- Data shown -
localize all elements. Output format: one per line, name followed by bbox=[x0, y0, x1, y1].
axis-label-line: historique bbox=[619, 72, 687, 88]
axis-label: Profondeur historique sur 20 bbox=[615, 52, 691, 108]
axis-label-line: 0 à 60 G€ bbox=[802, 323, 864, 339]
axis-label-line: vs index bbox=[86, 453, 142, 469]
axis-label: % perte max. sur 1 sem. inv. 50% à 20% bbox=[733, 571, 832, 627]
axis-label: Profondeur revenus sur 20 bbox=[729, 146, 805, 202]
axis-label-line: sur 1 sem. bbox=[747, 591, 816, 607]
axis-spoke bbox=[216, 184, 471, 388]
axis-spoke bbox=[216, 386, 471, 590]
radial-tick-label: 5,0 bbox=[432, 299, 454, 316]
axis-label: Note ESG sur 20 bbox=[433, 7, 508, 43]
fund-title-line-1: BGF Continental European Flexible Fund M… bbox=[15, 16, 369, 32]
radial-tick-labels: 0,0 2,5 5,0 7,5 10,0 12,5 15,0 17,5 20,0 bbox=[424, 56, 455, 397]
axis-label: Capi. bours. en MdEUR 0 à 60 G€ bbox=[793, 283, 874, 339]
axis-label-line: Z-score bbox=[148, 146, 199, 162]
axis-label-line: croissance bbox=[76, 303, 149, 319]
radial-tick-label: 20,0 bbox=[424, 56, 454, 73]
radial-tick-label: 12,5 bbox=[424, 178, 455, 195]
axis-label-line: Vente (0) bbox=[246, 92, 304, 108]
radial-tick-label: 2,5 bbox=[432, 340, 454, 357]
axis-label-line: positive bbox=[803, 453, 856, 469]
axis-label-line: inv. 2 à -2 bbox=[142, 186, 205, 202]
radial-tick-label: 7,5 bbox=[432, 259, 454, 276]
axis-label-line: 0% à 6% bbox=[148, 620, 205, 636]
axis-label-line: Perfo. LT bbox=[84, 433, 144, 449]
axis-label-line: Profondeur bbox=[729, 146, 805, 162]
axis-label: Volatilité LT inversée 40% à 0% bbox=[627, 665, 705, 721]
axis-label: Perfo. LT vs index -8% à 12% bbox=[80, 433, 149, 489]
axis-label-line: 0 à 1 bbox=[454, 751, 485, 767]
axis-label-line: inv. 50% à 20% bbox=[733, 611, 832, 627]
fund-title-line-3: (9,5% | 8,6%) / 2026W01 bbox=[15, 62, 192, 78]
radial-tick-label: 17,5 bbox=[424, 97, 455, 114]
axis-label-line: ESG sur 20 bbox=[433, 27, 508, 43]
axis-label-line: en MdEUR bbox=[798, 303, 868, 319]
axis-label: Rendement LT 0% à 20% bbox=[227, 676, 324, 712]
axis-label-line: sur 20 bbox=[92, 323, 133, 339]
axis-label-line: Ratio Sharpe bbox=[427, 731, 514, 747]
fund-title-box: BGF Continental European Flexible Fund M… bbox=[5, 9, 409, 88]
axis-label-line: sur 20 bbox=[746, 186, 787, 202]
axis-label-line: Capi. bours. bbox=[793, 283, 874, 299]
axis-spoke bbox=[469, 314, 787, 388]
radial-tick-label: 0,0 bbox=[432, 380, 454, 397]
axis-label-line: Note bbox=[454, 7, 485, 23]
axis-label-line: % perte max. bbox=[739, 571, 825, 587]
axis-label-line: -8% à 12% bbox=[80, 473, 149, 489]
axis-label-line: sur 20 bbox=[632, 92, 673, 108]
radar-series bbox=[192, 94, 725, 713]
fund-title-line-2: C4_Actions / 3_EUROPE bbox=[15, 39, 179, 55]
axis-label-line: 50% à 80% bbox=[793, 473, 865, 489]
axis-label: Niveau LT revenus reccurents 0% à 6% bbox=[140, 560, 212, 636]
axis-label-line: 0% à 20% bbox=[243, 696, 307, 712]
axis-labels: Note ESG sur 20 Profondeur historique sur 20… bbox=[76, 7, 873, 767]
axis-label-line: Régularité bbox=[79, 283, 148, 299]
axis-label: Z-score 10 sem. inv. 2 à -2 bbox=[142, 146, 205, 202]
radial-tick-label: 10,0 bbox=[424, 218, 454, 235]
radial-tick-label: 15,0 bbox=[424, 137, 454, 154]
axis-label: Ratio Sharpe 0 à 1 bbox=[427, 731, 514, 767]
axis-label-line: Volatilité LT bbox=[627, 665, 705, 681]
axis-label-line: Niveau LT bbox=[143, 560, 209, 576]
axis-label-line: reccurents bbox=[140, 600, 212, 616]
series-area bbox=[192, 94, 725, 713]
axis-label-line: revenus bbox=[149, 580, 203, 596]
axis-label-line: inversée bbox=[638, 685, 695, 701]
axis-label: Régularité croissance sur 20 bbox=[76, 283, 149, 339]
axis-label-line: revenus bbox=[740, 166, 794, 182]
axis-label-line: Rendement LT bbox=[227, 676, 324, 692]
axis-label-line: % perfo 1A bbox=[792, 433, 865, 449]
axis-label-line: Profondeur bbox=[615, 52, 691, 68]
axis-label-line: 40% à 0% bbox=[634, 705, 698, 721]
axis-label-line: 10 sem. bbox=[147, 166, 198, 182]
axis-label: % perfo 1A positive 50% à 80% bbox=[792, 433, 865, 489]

- Given request -
Repeat the listing above, swapping every "Ratio Sharpe" for "Sharpe ratio" and leaving everything else unchanged.

- Completed exercise -
localize all elements. Output format: one per line, name followed by bbox=[x0, y0, x1, y1].
axis-label-line: historique bbox=[619, 72, 687, 88]
axis-label: Profondeur historique sur 20 bbox=[615, 52, 691, 108]
axis-label-line: 0 à 60 G€ bbox=[802, 323, 864, 339]
axis-label-line: vs index bbox=[86, 453, 142, 469]
axis-label: % perte max. sur 1 sem. inv. 50% à 20% bbox=[733, 571, 832, 627]
axis-label: Profondeur revenus sur 20 bbox=[729, 146, 805, 202]
axis-label-line: sur 1 sem. bbox=[747, 591, 816, 607]
axis-spoke bbox=[216, 184, 471, 388]
axis-spoke bbox=[216, 386, 471, 590]
radial-tick-label: 5,0 bbox=[432, 299, 454, 316]
axis-label: Note ESG sur 20 bbox=[433, 7, 508, 43]
fund-title-line-1: BGF Continental European Flexible Fund M… bbox=[15, 16, 369, 32]
radial-tick-labels: 0,0 2,5 5,0 7,5 10,0 12,5 15,0 17,5 20,0 bbox=[424, 56, 455, 397]
axis-label: Capi. bours. en MdEUR 0 à 60 G€ bbox=[793, 283, 874, 339]
axis-label-line: Z-score bbox=[148, 146, 199, 162]
axis-label-line: croissance bbox=[76, 303, 149, 319]
radial-tick-label: 20,0 bbox=[424, 56, 454, 73]
radial-tick-label: 12,5 bbox=[424, 178, 455, 195]
axis-label-line: Vente (0) bbox=[246, 92, 304, 108]
radial-tick-label: 2,5 bbox=[432, 340, 454, 357]
axis-label-line: positive bbox=[803, 453, 856, 469]
axis-label-line: inv. 2 à -2 bbox=[142, 186, 205, 202]
radial-tick-label: 7,5 bbox=[432, 259, 454, 276]
axis-label-line: 0% à 6% bbox=[148, 620, 205, 636]
axis-label-line: Perfo. LT bbox=[84, 433, 144, 449]
axis-label-line: Profondeur bbox=[729, 146, 805, 162]
axis-label: Volatilité LT inversée 40% à 0% bbox=[627, 665, 705, 721]
axis-label: Perfo. LT vs index -8% à 12% bbox=[80, 433, 149, 489]
axis-label-line: 0 à 1 bbox=[454, 751, 485, 767]
axis-label-line: inv. 50% à 20% bbox=[733, 611, 832, 627]
fund-title-line-3: (9,5% | 8,6%) / 2026W01 bbox=[15, 62, 192, 78]
radial-tick-label: 17,5 bbox=[424, 97, 455, 114]
axis-label-line: ESG sur 20 bbox=[433, 27, 508, 43]
axis-label-line: en MdEUR bbox=[798, 303, 868, 319]
axis-label: Rendement LT 0% à 20% bbox=[227, 676, 324, 712]
axis-label-line: sur 20 bbox=[92, 323, 133, 339]
axis-label-line: Sharpe ratio bbox=[427, 731, 514, 747]
fund-title-box: BGF Continental European Flexible Fund M… bbox=[5, 9, 409, 88]
axis-label-line: sur 20 bbox=[746, 186, 787, 202]
axis-label-line: Capi. bours. bbox=[793, 283, 874, 299]
axis-spoke bbox=[469, 314, 787, 388]
radial-tick-label: 0,0 bbox=[432, 380, 454, 397]
axis-label-line: Note bbox=[454, 7, 485, 23]
axis-label-line: % perte max. bbox=[739, 571, 825, 587]
axis-label-line: -8% à 12% bbox=[80, 473, 149, 489]
axis-label-line: sur 20 bbox=[632, 92, 673, 108]
radar-series bbox=[192, 94, 725, 713]
fund-title-line-2: C4_Actions / 3_EUROPE bbox=[15, 39, 179, 55]
axis-label-line: 50% à 80% bbox=[793, 473, 865, 489]
axis-label: Niveau LT revenus reccurents 0% à 6% bbox=[140, 560, 212, 636]
axis-label-line: 0% à 20% bbox=[243, 696, 307, 712]
axis-labels: Note ESG sur 20 Profondeur historique sur 20… bbox=[76, 7, 873, 767]
axis-label-line: Régularité bbox=[79, 283, 148, 299]
axis-label: Z-score 10 sem. inv. 2 à -2 bbox=[142, 146, 205, 202]
radial-tick-label: 10,0 bbox=[424, 218, 454, 235]
radial-tick-label: 15,0 bbox=[424, 137, 454, 154]
axis-label: Sharpe ratio 0 à 1 bbox=[427, 731, 514, 767]
axis-label-line: Volatilité LT bbox=[627, 665, 705, 681]
axis-label-line: Niveau LT bbox=[143, 560, 209, 576]
axis-label-line: reccurents bbox=[140, 600, 212, 616]
series-area bbox=[192, 94, 725, 713]
axis-label-line: revenus bbox=[149, 580, 203, 596]
axis-label-line: inversée bbox=[638, 685, 695, 701]
axis-label: Régularité croissance sur 20 bbox=[76, 283, 149, 339]
axis-label-line: revenus bbox=[740, 166, 794, 182]
axis-label-line: Rendement LT bbox=[227, 676, 324, 692]
axis-label-line: % perfo 1A bbox=[792, 433, 865, 449]
axis-label-line: Profondeur bbox=[615, 52, 691, 68]
axis-label-line: 40% à 0% bbox=[634, 705, 698, 721]
axis-label-line: 10 sem. bbox=[147, 166, 198, 182]
axis-label: % perfo 1A positive 50% à 80% bbox=[792, 433, 865, 489]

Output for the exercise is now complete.